*Task to complete*: From the listing below, copy only the lines from the line that contains "Reverse-engineer this chart into JSON." to the line that contains "Read all visible content and emit it as JSON.", counting those two lines as part of the copy.

*Information given*:
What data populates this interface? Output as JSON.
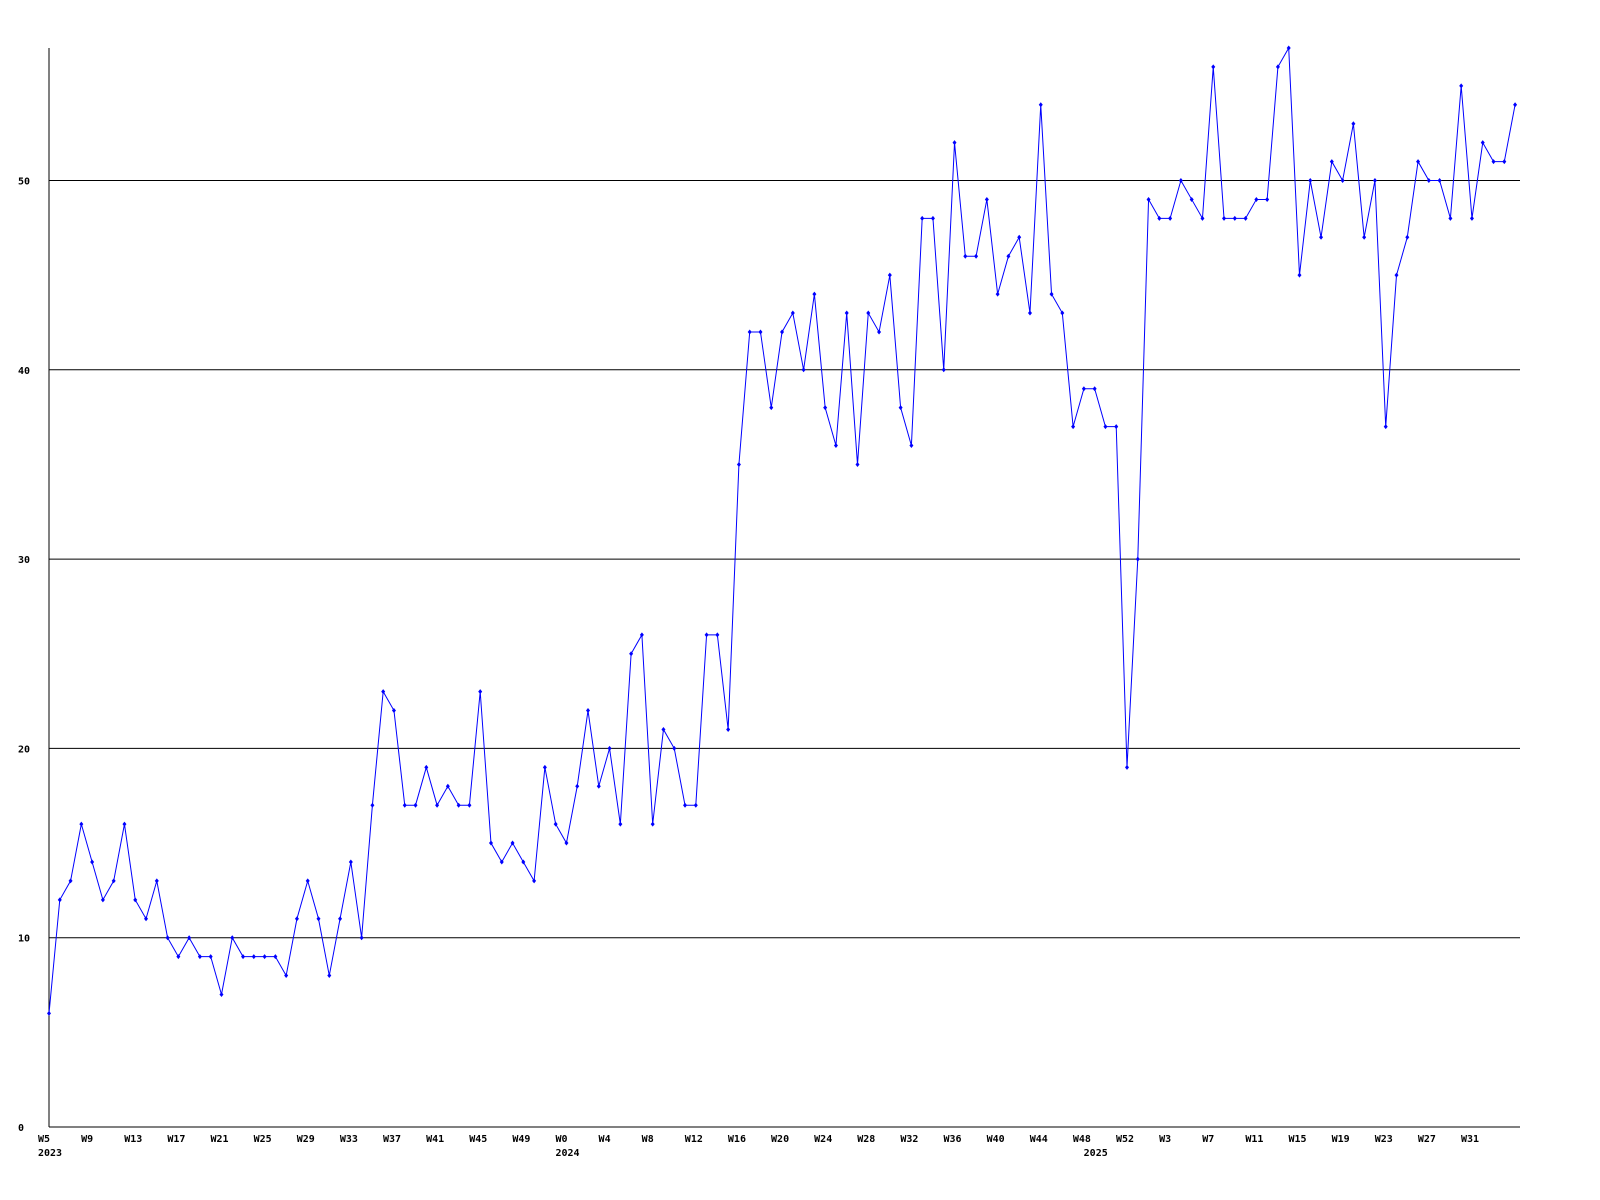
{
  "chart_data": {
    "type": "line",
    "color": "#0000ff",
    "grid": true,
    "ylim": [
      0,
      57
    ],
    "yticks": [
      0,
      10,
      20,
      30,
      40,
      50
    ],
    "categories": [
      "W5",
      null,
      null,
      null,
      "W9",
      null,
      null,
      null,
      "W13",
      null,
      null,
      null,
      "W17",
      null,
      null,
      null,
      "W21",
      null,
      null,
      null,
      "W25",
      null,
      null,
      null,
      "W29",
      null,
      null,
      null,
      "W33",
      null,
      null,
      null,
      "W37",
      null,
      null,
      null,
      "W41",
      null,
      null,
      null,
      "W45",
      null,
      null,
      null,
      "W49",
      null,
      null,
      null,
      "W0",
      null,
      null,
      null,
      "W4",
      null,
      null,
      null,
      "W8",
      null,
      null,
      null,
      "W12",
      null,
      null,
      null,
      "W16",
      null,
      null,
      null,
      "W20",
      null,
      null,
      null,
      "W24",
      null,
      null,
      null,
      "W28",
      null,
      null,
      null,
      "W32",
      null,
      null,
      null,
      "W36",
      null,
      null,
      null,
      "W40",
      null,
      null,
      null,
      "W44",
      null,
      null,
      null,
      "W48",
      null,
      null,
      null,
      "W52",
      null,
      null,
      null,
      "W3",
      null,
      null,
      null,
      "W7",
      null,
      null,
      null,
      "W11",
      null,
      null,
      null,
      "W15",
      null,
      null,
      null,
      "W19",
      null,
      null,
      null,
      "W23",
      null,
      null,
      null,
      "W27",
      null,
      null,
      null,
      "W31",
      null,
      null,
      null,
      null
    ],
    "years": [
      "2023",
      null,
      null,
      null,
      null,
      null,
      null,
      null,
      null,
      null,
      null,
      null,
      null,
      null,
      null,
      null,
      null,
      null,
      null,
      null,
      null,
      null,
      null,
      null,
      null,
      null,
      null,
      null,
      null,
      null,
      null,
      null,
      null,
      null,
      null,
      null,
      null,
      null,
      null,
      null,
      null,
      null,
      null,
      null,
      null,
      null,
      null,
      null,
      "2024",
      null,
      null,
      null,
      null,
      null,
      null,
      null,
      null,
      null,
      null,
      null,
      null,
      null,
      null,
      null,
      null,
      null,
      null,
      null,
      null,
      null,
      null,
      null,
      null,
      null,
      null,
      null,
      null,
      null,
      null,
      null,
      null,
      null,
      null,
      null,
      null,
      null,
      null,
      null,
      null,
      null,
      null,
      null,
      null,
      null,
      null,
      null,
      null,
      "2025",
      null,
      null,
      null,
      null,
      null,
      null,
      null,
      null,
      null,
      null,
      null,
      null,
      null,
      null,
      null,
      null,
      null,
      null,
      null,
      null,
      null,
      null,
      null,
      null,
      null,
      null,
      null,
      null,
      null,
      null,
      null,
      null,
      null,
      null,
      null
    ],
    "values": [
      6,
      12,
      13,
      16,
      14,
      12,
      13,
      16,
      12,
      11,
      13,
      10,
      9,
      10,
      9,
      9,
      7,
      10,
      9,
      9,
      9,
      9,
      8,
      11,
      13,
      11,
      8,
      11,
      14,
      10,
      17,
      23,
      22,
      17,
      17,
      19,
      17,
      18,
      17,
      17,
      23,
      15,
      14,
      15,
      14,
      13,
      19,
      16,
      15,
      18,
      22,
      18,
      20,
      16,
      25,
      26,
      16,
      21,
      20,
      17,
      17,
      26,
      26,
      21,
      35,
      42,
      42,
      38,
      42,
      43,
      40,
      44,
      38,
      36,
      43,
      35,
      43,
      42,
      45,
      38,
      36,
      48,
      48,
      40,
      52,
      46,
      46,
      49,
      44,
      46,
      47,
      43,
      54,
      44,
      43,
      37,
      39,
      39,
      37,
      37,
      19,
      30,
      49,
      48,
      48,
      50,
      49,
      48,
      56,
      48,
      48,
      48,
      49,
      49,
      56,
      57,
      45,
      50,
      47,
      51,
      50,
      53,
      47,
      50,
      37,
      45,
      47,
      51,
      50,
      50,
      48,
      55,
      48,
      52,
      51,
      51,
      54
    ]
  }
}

==

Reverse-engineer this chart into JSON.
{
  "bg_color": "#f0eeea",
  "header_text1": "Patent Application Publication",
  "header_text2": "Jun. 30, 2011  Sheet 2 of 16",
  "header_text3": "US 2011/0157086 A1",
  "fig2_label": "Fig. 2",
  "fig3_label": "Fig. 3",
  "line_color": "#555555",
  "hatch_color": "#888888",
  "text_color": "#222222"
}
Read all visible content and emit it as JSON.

*Task response*:
Reverse-engineer this chart into JSON.
{
  "bg_color": "#f0eeea",
  "header_text1": "Patent Application Publication",
  "header_text2": "Jun. 30, 2011  Sheet 2 of 16",
  "header_text3": "US 2011/0157086 A1",
  "fig2_label": "Fig. 2",
  "fig3_label": "Fig. 3",
  "line_color": "#555555",
  "hatch_color": "#888888",
  "text_color": "#222222"
}
Read all visible content and emit it as JSON.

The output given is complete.